Rows from a layout dataset
-*-*-

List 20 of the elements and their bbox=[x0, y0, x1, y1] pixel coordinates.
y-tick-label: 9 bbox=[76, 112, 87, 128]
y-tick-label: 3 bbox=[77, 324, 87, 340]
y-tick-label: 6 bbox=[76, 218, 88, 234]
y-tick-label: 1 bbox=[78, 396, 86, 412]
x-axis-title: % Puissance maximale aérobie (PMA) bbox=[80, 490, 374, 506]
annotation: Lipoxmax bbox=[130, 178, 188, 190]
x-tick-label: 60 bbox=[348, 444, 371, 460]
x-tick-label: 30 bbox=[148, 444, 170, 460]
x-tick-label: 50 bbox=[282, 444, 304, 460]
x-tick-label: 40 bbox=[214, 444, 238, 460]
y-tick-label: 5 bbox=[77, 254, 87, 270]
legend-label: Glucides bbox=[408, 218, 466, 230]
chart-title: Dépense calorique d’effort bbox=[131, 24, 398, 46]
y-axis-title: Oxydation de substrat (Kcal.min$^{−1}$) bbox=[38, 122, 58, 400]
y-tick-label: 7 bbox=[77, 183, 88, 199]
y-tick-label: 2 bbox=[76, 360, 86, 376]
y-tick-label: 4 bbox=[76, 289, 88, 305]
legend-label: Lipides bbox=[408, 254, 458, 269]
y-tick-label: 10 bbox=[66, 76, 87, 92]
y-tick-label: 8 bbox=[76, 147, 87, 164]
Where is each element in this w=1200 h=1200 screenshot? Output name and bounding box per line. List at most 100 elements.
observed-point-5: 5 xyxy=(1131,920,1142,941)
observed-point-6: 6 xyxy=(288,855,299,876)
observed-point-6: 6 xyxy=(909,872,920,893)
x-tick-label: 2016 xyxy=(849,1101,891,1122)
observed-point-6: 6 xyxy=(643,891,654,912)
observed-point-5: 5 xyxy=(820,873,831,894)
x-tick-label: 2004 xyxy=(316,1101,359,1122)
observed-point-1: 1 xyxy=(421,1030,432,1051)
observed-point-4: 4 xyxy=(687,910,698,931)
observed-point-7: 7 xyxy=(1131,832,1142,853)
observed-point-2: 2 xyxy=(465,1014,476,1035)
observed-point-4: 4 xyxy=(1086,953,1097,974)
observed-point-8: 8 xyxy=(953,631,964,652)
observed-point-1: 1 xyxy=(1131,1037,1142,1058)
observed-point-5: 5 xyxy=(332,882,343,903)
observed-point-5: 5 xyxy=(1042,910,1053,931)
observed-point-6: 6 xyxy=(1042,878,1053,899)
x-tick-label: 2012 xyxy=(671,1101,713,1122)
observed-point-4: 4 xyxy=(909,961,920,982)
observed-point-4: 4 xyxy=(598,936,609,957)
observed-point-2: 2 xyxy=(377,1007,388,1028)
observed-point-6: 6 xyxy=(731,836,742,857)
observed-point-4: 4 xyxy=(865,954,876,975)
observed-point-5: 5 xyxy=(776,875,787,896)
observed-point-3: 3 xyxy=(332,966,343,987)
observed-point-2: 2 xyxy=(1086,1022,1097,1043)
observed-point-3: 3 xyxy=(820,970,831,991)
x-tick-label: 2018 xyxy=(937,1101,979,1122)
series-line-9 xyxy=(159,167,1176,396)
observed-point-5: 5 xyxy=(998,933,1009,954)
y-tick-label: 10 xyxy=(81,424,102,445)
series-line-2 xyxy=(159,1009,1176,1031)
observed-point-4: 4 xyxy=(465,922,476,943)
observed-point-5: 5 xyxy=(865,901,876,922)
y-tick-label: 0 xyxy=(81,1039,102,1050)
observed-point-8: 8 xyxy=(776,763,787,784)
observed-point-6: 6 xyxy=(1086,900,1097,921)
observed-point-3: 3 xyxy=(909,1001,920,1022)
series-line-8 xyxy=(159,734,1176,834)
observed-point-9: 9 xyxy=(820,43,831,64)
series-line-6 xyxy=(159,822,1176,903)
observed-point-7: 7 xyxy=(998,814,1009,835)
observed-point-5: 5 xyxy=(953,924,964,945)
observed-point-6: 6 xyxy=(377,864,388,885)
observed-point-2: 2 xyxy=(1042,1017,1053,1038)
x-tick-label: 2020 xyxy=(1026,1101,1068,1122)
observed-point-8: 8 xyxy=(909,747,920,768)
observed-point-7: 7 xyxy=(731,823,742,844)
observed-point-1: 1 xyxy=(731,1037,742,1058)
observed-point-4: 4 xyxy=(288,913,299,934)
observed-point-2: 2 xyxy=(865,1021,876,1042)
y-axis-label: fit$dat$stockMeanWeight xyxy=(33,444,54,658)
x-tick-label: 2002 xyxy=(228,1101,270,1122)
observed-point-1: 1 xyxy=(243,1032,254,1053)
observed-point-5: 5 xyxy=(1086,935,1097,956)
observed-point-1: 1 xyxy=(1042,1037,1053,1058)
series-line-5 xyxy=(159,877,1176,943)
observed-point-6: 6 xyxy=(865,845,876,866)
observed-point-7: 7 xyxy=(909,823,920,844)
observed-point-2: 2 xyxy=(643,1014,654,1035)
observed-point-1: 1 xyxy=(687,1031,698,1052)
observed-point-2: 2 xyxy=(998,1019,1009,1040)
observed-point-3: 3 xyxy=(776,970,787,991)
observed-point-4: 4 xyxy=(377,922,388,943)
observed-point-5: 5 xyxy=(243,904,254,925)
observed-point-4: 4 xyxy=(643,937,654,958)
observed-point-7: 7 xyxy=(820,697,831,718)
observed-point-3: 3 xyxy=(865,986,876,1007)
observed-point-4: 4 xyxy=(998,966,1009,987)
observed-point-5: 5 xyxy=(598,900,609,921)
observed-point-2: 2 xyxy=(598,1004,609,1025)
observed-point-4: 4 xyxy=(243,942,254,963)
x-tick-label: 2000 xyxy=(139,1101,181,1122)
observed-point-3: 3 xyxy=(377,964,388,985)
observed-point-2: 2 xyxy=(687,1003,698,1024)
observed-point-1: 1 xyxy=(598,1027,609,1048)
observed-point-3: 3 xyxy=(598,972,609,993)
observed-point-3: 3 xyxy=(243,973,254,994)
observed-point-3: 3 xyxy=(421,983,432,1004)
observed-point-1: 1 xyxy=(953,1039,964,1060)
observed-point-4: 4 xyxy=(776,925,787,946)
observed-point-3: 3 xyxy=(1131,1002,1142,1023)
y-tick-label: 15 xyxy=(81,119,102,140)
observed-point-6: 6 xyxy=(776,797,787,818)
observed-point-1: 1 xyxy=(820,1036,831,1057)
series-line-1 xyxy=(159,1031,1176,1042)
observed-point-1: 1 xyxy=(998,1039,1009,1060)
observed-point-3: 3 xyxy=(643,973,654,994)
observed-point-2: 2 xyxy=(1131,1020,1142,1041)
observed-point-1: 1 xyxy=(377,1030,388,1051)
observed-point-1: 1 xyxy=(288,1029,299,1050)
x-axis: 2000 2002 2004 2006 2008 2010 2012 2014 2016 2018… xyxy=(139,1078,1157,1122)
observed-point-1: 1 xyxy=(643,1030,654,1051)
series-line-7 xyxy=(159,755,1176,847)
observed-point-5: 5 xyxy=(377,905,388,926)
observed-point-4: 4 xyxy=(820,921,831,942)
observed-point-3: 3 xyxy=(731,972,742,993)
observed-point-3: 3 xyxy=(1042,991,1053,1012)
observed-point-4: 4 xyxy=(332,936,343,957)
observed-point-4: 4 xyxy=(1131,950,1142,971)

-*-*-

§ **Given problem**: Update these lines so that every "x-tick-label" becomes "x-axis-label", and leave everything else the same.

§ **Full response**:
List 20 of the elements and their bbox=[x0, y0, x1, y1] pixel coordinates.
y-tick-label: 9 bbox=[76, 112, 87, 128]
y-tick-label: 3 bbox=[77, 324, 87, 340]
y-tick-label: 6 bbox=[76, 218, 88, 234]
y-tick-label: 1 bbox=[78, 396, 86, 412]
x-axis-title: % Puissance maximale aérobie (PMA) bbox=[80, 490, 374, 506]
annotation: Lipoxmax bbox=[130, 178, 188, 190]
x-axis-label: 60 bbox=[348, 444, 371, 460]
x-axis-label: 30 bbox=[148, 444, 170, 460]
x-axis-label: 50 bbox=[282, 444, 304, 460]
x-axis-label: 40 bbox=[214, 444, 238, 460]
y-tick-label: 5 bbox=[77, 254, 87, 270]
legend-label: Glucides bbox=[408, 218, 466, 230]
chart-title: Dépense calorique d’effort bbox=[131, 24, 398, 46]
y-axis-title: Oxydation de substrat (Kcal.min$^{−1}$) bbox=[38, 122, 58, 400]
y-tick-label: 7 bbox=[77, 183, 88, 199]
y-tick-label: 2 bbox=[76, 360, 86, 376]
y-tick-label: 4 bbox=[76, 289, 88, 305]
legend-label: Lipides bbox=[408, 254, 458, 269]
y-tick-label: 10 bbox=[66, 76, 87, 92]
y-tick-label: 8 bbox=[76, 147, 87, 164]
Where is each element in this w=1200 h=1200 screenshot? Output name and bounding box per line. List at most 100 elements.
observed-point-5: 5 xyxy=(1131,920,1142,941)
observed-point-6: 6 xyxy=(288,855,299,876)
observed-point-6: 6 xyxy=(909,872,920,893)
x-axis-label: 2016 xyxy=(849,1101,891,1122)
observed-point-6: 6 xyxy=(643,891,654,912)
observed-point-5: 5 xyxy=(820,873,831,894)
x-axis-label: 2004 xyxy=(316,1101,359,1122)
observed-point-1: 1 xyxy=(421,1030,432,1051)
observed-point-4: 4 xyxy=(687,910,698,931)
observed-point-7: 7 xyxy=(1131,832,1142,853)
observed-point-2: 2 xyxy=(465,1014,476,1035)
observed-point-4: 4 xyxy=(1086,953,1097,974)
observed-point-8: 8 xyxy=(953,631,964,652)
observed-point-1: 1 xyxy=(1131,1037,1142,1058)
observed-point-5: 5 xyxy=(332,882,343,903)
observed-point-5: 5 xyxy=(1042,910,1053,931)
observed-point-6: 6 xyxy=(1042,878,1053,899)
x-axis-label: 2012 xyxy=(671,1101,713,1122)
observed-point-4: 4 xyxy=(909,961,920,982)
observed-point-4: 4 xyxy=(598,936,609,957)
observed-point-2: 2 xyxy=(377,1007,388,1028)
observed-point-6: 6 xyxy=(731,836,742,857)
observed-point-4: 4 xyxy=(865,954,876,975)
observed-point-5: 5 xyxy=(776,875,787,896)
observed-point-3: 3 xyxy=(332,966,343,987)
observed-point-2: 2 xyxy=(1086,1022,1097,1043)
observed-point-3: 3 xyxy=(820,970,831,991)
x-axis-label: 2018 xyxy=(937,1101,979,1122)
series-line-9 xyxy=(159,167,1176,396)
observed-point-5: 5 xyxy=(998,933,1009,954)
y-tick-label: 10 xyxy=(81,424,102,445)
series-line-2 xyxy=(159,1009,1176,1031)
observed-point-4: 4 xyxy=(465,922,476,943)
observed-point-5: 5 xyxy=(865,901,876,922)
y-tick-label: 0 xyxy=(81,1039,102,1050)
observed-point-8: 8 xyxy=(776,763,787,784)
observed-point-6: 6 xyxy=(1086,900,1097,921)
observed-point-3: 3 xyxy=(909,1001,920,1022)
series-line-8 xyxy=(159,734,1176,834)
observed-point-9: 9 xyxy=(820,43,831,64)
series-line-6 xyxy=(159,822,1176,903)
observed-point-7: 7 xyxy=(998,814,1009,835)
observed-point-5: 5 xyxy=(953,924,964,945)
observed-point-6: 6 xyxy=(377,864,388,885)
observed-point-2: 2 xyxy=(1042,1017,1053,1038)
x-axis-label: 2020 xyxy=(1026,1101,1068,1122)
observed-point-8: 8 xyxy=(909,747,920,768)
observed-point-7: 7 xyxy=(731,823,742,844)
observed-point-1: 1 xyxy=(731,1037,742,1058)
observed-point-4: 4 xyxy=(288,913,299,934)
observed-point-2: 2 xyxy=(865,1021,876,1042)
y-axis-label: fit$dat$stockMeanWeight xyxy=(33,444,54,658)
x-axis-label: 2002 xyxy=(228,1101,270,1122)
observed-point-1: 1 xyxy=(243,1032,254,1053)
observed-point-5: 5 xyxy=(1086,935,1097,956)
observed-point-1: 1 xyxy=(1042,1037,1053,1058)
series-line-5 xyxy=(159,877,1176,943)
observed-point-6: 6 xyxy=(865,845,876,866)
observed-point-7: 7 xyxy=(909,823,920,844)
observed-point-2: 2 xyxy=(643,1014,654,1035)
observed-point-1: 1 xyxy=(687,1031,698,1052)
observed-point-2: 2 xyxy=(998,1019,1009,1040)
observed-point-3: 3 xyxy=(776,970,787,991)
observed-point-4: 4 xyxy=(377,922,388,943)
observed-point-5: 5 xyxy=(243,904,254,925)
observed-point-4: 4 xyxy=(643,937,654,958)
observed-point-7: 7 xyxy=(820,697,831,718)
observed-point-3: 3 xyxy=(865,986,876,1007)
observed-point-4: 4 xyxy=(998,966,1009,987)
observed-point-5: 5 xyxy=(598,900,609,921)
observed-point-2: 2 xyxy=(598,1004,609,1025)
observed-point-4: 4 xyxy=(243,942,254,963)
x-axis-label: 2000 xyxy=(139,1101,181,1122)
observed-point-3: 3 xyxy=(377,964,388,985)
observed-point-2: 2 xyxy=(687,1003,698,1024)
observed-point-1: 1 xyxy=(598,1027,609,1048)
observed-point-3: 3 xyxy=(598,972,609,993)
observed-point-3: 3 xyxy=(243,973,254,994)
observed-point-3: 3 xyxy=(421,983,432,1004)
observed-point-1: 1 xyxy=(953,1039,964,1060)
observed-point-4: 4 xyxy=(776,925,787,946)
observed-point-3: 3 xyxy=(1131,1002,1142,1023)
y-tick-label: 15 xyxy=(81,119,102,140)
observed-point-6: 6 xyxy=(776,797,787,818)
observed-point-1: 1 xyxy=(820,1036,831,1057)
series-line-1 xyxy=(159,1031,1176,1042)
observed-point-1: 1 xyxy=(998,1039,1009,1060)
observed-point-3: 3 xyxy=(643,973,654,994)
observed-point-2: 2 xyxy=(1131,1020,1142,1041)
observed-point-1: 1 xyxy=(377,1030,388,1051)
observed-point-1: 1 xyxy=(288,1029,299,1050)
x-axis: 2000 2002 2004 2006 2008 2010 2012 2014 2016 2018… xyxy=(139,1078,1157,1122)
observed-point-1: 1 xyxy=(643,1030,654,1051)
series-line-7 xyxy=(159,755,1176,847)
observed-point-5: 5 xyxy=(377,905,388,926)
observed-point-4: 4 xyxy=(820,921,831,942)
observed-point-3: 3 xyxy=(731,972,742,993)
observed-point-3: 3 xyxy=(1042,991,1053,1012)
observed-point-4: 4 xyxy=(332,936,343,957)
observed-point-4: 4 xyxy=(1131,950,1142,971)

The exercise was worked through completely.